Check each line of the entries below for the string "entry"; copy every line where it appears.

Dataset excerpt:
☆ ☆ ☆ ☆ ☆ ☆ ☆
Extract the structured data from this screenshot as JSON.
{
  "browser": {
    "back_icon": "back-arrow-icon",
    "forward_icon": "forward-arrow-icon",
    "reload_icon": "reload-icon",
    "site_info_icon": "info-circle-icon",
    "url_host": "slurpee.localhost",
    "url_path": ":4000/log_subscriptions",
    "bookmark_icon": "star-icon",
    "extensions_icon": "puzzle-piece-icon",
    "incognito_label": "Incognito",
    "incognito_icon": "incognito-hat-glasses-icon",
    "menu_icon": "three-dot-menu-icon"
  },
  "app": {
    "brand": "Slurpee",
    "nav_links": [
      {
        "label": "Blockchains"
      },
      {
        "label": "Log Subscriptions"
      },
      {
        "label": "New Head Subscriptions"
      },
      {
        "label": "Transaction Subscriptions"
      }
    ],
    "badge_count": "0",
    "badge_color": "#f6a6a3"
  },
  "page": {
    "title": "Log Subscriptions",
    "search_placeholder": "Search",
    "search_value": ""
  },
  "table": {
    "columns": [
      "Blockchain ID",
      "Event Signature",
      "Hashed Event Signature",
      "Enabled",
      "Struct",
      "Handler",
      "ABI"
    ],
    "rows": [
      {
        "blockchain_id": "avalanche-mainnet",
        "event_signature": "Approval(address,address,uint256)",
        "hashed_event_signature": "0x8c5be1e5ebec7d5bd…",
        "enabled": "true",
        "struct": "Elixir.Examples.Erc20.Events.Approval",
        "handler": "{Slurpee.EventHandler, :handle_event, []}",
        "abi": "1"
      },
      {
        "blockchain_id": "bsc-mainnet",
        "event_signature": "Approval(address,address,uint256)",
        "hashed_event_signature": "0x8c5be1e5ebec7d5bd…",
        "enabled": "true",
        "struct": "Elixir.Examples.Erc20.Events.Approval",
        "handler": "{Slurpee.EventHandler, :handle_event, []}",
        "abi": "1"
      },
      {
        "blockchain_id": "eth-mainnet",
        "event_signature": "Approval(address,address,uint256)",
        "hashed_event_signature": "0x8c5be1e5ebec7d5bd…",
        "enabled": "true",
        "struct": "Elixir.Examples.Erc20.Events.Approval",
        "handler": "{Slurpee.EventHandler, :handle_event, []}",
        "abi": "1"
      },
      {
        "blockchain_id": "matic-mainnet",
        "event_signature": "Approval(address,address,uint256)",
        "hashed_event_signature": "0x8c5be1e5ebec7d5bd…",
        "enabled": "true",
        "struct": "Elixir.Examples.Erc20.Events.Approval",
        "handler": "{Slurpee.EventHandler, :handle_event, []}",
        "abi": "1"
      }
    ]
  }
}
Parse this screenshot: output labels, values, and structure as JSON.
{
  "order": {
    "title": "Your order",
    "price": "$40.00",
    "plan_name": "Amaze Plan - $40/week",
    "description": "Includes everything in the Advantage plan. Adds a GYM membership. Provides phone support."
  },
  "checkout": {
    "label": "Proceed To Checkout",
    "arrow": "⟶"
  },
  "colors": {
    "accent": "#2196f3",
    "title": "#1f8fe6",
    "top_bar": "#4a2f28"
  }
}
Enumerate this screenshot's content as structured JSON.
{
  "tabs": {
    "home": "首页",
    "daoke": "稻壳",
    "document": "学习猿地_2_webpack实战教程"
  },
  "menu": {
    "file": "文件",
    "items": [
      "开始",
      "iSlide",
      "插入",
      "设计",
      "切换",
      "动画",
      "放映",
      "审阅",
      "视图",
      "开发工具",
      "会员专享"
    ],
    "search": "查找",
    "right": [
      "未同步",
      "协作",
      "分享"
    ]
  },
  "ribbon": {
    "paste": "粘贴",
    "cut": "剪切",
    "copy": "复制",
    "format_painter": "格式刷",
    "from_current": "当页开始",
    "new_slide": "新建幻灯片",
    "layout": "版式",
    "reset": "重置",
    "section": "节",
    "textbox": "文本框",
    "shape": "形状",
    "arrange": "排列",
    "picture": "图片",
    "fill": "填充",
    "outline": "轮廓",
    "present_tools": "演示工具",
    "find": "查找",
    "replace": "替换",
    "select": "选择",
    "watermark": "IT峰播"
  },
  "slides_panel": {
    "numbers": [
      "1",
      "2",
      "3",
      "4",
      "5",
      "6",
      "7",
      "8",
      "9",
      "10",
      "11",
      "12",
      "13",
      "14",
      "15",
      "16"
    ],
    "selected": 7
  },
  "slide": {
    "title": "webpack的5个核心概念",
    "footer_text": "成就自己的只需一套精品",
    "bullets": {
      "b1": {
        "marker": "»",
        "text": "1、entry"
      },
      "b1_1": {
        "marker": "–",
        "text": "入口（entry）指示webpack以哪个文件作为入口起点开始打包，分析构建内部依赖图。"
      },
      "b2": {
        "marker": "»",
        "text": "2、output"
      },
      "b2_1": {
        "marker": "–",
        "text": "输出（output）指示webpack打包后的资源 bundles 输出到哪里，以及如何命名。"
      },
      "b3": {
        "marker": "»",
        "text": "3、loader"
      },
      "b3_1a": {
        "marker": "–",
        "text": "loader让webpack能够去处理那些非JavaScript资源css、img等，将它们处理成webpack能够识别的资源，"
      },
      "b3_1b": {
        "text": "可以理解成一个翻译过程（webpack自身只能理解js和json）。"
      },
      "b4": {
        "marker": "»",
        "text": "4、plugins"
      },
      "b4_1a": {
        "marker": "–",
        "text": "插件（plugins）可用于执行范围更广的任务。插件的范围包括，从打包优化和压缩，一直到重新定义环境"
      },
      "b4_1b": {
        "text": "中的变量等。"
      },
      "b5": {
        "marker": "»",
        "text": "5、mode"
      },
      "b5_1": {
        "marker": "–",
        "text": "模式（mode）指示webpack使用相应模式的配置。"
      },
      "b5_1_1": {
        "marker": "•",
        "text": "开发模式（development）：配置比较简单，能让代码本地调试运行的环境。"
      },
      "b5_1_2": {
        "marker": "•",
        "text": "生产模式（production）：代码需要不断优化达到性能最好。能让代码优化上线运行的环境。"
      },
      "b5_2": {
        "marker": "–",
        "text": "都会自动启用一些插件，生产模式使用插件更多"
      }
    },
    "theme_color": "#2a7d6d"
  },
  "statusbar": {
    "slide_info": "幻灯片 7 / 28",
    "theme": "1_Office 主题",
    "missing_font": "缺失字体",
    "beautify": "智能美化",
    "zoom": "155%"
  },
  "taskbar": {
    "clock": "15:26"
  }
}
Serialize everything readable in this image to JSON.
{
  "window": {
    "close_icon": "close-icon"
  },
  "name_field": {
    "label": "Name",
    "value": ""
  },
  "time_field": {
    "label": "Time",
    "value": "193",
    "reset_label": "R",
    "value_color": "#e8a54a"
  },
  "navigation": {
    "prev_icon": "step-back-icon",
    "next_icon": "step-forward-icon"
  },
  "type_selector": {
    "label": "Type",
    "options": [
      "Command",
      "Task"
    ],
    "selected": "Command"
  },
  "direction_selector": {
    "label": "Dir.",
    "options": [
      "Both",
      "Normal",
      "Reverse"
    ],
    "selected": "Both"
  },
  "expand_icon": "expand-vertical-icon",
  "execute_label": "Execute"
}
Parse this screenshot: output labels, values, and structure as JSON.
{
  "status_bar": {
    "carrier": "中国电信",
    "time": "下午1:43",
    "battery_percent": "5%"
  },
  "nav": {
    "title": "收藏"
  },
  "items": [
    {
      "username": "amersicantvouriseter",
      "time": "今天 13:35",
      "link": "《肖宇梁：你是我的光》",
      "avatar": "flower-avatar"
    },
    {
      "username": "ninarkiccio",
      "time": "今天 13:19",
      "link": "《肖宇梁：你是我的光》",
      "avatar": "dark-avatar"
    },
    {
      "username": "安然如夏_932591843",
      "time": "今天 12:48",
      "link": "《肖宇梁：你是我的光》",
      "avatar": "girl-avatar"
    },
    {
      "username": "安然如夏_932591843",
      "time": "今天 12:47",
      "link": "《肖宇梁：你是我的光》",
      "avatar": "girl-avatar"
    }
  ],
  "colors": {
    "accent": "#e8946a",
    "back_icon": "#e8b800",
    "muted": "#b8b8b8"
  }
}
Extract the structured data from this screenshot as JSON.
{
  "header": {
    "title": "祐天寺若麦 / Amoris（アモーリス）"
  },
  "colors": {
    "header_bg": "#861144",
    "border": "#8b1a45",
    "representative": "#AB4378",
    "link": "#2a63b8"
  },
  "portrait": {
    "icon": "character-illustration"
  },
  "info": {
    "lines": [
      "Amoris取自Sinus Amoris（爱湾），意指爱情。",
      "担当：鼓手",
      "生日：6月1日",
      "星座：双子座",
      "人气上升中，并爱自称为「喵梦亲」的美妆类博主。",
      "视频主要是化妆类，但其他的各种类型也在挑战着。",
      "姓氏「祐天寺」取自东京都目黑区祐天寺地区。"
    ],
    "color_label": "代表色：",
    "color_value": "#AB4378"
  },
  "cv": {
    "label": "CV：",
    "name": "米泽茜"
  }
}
☆ ☆ ☆ ☆ ☆ ☆ ☆
* **ANSWER TO THIS EXERCISE**:
        "text": "1、entry"
        "text": "入口（entry）指示webpack以哪个文件作为入口起点开始打包，分析构建内部依赖图。"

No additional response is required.